__GOAL__.
Keep the pictures out of the copy and repeat the records exactly.

— Begin TASK INPUT —

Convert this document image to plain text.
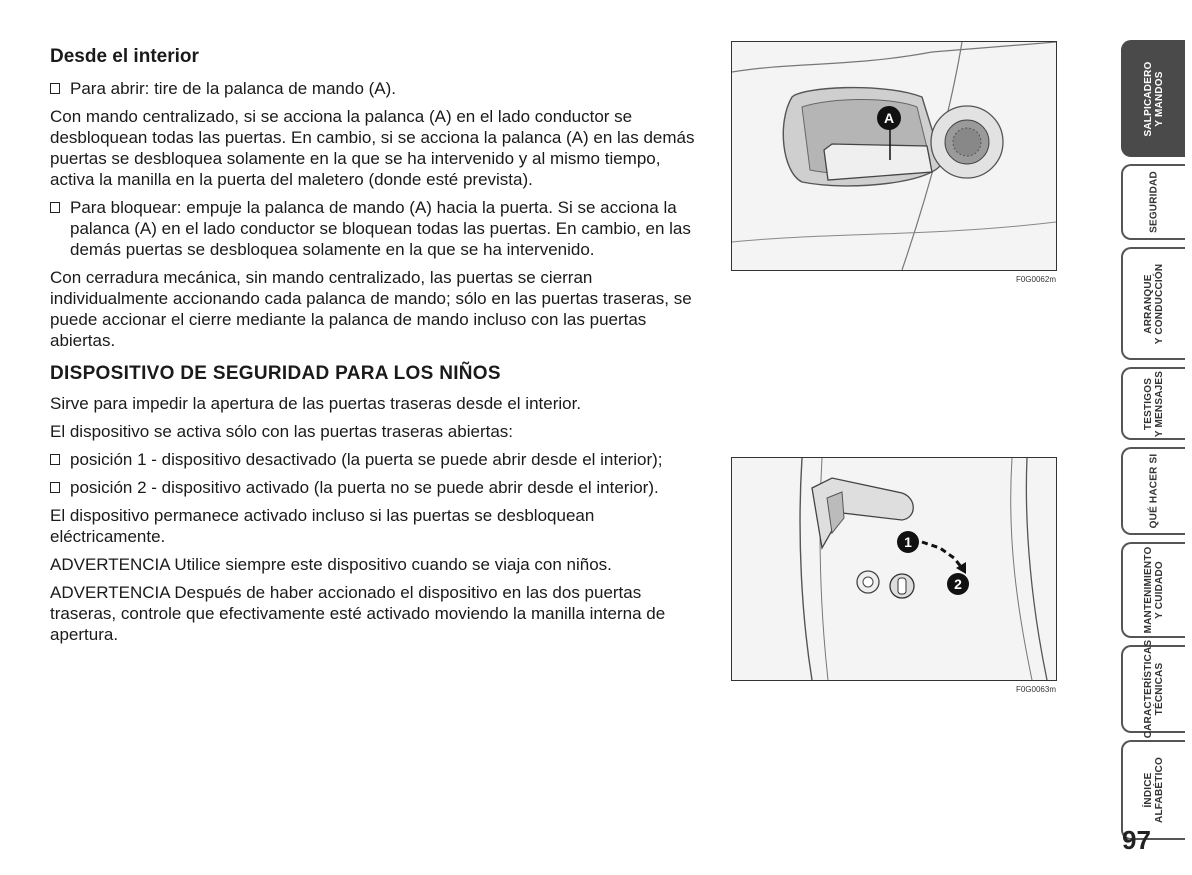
Desde el interior

Para abrir: tire de la palanca de mando (A).

Con mando centralizado, si se acciona la palanca (A) en el lado conductor se desbloquean todas las puertas. En cambio, si se acciona la palanca (A) en las demás puertas se desbloquea solamente en la que se ha intervenido y al mismo tiempo, activa la manilla en la puerta del maletero (donde esté prevista).

Para bloquear: empuje la palanca de mando (A) hacia la puerta. Si se acciona la palanca (A) en el lado conductor se bloquean todas las puertas. En cambio, en las demás puertas se desbloquea solamente en la que se ha intervenido.

Con cerradura mecánica, sin mando centralizado, las puertas se cierran individualmente accionando cada palanca de mando; sólo en las puertas traseras, se puede accionar el cierre mediante la palanca de mando incluso con las puertas abiertas.

DISPOSITIVO DE SEGURIDAD PARA LOS NIÑOS

Sirve para impedir la apertura de las puertas traseras desde el interior.

El dispositivo se activa sólo con las puertas traseras abiertas:

posición 1 - dispositivo desactivado (la puerta se puede abrir desde el interior);

posición 2 - dispositivo activado (la puerta no se puede abrir desde el interior).

El dispositivo permanece activado incluso si las puertas se desbloquean eléctricamente.

ADVERTENCIA Utilice siempre este dispositivo cuando se viaja con niños.

ADVERTENCIA Después de haber accionado el dispositivo en las dos puertas traseras, controle que efectivamente esté activado moviendo la manilla interna de apertura.

A
F0G0062m
1
2
F0G0063m
SALPICADERO Y MANDOS
SEGURIDAD
ARRANQUE Y CONDUCCIÓN
TESTIGOS Y MENSAJES
QUÉ HACER SI
MANTENIMIENTO Y CUIDADO
CARACTERÍSTICAS TÉCNICAS
ÍNDICE ALFABÉTICO
97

— End TASK INPUT —

__TASK OUTPUT__.
Convert this document image to plain text.
Desde el interior

Para abrir: tire de la palanca de mando (A).

Con mando centralizado, si se acciona la palanca (A) en el lado conductor se desbloquean todas las puertas. En cambio, si se acciona la palanca (A) en las demás puertas se desbloquea solamente en la que se ha intervenido y al mismo tiempo, activa la manilla en la puerta del maletero (donde esté prevista).

Para bloquear: empuje la palanca de mando (A) hacia la puerta. Si se acciona la palanca (A) en el lado conductor se bloquean todas las puertas. En cambio, en las demás puertas se desbloquea solamente en la que se ha intervenido.

Con cerradura mecánica, sin mando centralizado, las puertas se cierran individualmente accionando cada palanca de mando; sólo en las puertas traseras, se puede accionar el cierre mediante la palanca de mando incluso con las puertas abiertas.

DISPOSITIVO DE SEGURIDAD PARA LOS NIÑOS

Sirve para impedir la apertura de las puertas traseras desde el interior.

El dispositivo se activa sólo con las puertas traseras abiertas:

posición 1 - dispositivo desactivado (la puerta se puede abrir desde el interior);

posición 2 - dispositivo activado (la puerta no se puede abrir desde el interior).

El dispositivo permanece activado incluso si las puertas se desbloquean eléctricamente.

ADVERTENCIA Utilice siempre este dispositivo cuando se viaja con niños.

ADVERTENCIA Después de haber accionado el dispositivo en las dos puertas traseras, controle que efectivamente esté activado moviendo la manilla interna de apertura.

A
F0G0062m
1
2
F0G0063m
SALPICADERO Y MANDOS
SEGURIDAD
ARRANQUE Y CONDUCCIÓN
TESTIGOS Y MENSAJES
QUÉ HACER SI
MANTENIMIENTO Y CUIDADO
CARACTERÍSTICAS TÉCNICAS
ÍNDICE ALFABÉTICO
97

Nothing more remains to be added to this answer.